Copy out the lines that include the word "Зашифровать".

###

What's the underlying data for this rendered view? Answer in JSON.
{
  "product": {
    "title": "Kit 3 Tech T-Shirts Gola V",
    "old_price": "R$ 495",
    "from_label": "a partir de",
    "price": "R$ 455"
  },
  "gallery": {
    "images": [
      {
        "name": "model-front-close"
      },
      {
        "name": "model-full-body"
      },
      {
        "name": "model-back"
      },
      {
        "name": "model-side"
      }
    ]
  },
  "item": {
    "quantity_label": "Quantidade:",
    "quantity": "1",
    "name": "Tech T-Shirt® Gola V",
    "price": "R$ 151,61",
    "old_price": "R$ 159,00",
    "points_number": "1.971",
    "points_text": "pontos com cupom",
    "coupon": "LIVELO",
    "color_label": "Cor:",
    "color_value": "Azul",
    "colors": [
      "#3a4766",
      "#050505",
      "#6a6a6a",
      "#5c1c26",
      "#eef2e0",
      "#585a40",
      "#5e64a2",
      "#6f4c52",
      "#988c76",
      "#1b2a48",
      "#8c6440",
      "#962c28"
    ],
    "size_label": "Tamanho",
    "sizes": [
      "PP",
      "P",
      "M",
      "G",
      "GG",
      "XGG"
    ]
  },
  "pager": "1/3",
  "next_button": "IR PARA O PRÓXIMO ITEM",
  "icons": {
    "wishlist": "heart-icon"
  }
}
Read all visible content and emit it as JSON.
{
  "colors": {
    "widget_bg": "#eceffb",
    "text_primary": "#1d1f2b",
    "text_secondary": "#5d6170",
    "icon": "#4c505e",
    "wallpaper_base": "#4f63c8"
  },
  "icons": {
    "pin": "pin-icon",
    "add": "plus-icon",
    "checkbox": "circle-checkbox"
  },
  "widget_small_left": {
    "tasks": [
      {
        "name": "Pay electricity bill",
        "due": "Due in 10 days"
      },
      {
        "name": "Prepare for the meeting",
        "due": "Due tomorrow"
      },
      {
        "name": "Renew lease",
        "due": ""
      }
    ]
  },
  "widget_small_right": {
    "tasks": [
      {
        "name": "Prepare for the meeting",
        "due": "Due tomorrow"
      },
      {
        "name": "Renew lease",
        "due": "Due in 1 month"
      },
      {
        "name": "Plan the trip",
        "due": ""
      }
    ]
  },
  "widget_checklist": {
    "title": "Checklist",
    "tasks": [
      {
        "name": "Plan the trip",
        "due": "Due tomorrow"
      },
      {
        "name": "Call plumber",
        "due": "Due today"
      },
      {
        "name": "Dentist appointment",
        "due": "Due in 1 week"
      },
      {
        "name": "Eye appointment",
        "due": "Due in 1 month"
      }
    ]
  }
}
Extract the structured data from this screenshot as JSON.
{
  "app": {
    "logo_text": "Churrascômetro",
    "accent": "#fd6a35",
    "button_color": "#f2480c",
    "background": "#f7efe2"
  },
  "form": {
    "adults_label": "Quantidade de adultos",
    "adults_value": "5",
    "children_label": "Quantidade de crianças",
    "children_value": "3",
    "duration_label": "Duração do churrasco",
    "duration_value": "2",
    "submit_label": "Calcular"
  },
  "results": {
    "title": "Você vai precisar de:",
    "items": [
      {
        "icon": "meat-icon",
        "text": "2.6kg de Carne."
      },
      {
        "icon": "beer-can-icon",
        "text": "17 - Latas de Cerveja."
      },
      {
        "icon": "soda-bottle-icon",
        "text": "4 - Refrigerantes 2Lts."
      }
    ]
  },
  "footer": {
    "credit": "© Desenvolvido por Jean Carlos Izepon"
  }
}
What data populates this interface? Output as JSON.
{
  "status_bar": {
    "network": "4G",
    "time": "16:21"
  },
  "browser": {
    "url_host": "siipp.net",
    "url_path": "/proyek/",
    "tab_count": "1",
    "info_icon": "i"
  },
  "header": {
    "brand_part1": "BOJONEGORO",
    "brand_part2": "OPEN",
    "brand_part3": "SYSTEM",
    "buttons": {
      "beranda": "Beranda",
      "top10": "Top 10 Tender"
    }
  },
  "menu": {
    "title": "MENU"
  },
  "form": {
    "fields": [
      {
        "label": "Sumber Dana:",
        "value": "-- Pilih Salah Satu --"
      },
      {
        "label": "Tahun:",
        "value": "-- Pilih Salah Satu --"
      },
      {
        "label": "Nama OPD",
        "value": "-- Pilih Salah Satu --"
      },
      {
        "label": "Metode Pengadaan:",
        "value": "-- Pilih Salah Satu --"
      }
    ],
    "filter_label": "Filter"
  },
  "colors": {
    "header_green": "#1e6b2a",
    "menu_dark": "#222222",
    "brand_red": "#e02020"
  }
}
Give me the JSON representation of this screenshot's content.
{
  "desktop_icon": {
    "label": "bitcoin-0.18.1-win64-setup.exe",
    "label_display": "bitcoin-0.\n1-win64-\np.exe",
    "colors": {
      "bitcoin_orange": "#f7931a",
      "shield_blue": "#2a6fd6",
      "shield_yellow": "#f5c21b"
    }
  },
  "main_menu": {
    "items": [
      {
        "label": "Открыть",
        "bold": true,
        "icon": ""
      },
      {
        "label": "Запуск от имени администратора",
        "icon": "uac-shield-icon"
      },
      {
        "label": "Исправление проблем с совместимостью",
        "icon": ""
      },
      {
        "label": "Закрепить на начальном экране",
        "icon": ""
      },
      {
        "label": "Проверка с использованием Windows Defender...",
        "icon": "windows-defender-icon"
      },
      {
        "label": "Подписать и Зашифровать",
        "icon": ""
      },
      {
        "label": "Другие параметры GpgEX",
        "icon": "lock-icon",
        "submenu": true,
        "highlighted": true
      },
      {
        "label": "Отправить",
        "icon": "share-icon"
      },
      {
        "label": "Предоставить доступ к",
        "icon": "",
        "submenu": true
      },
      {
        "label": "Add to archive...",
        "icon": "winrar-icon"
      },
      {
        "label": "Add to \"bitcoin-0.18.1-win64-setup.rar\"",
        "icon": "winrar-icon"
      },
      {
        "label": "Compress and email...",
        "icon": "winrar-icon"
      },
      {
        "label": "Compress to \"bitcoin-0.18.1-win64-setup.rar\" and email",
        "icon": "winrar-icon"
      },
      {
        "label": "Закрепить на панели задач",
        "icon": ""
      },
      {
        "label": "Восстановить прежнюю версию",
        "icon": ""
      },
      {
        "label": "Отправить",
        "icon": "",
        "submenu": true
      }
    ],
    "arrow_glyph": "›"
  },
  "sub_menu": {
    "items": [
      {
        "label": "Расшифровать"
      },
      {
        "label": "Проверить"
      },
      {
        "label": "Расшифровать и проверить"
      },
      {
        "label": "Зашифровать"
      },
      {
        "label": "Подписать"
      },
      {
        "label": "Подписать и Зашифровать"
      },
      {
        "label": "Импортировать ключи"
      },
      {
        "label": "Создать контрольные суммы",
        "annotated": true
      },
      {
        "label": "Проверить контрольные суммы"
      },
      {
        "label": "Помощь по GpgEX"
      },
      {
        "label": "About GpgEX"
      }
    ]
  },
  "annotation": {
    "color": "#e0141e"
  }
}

###

■ Output for this exercise
        "label": "Подписать и Зашифровать",
        "label": "Зашифровать"
        "label": "Подписать и Зашифровать"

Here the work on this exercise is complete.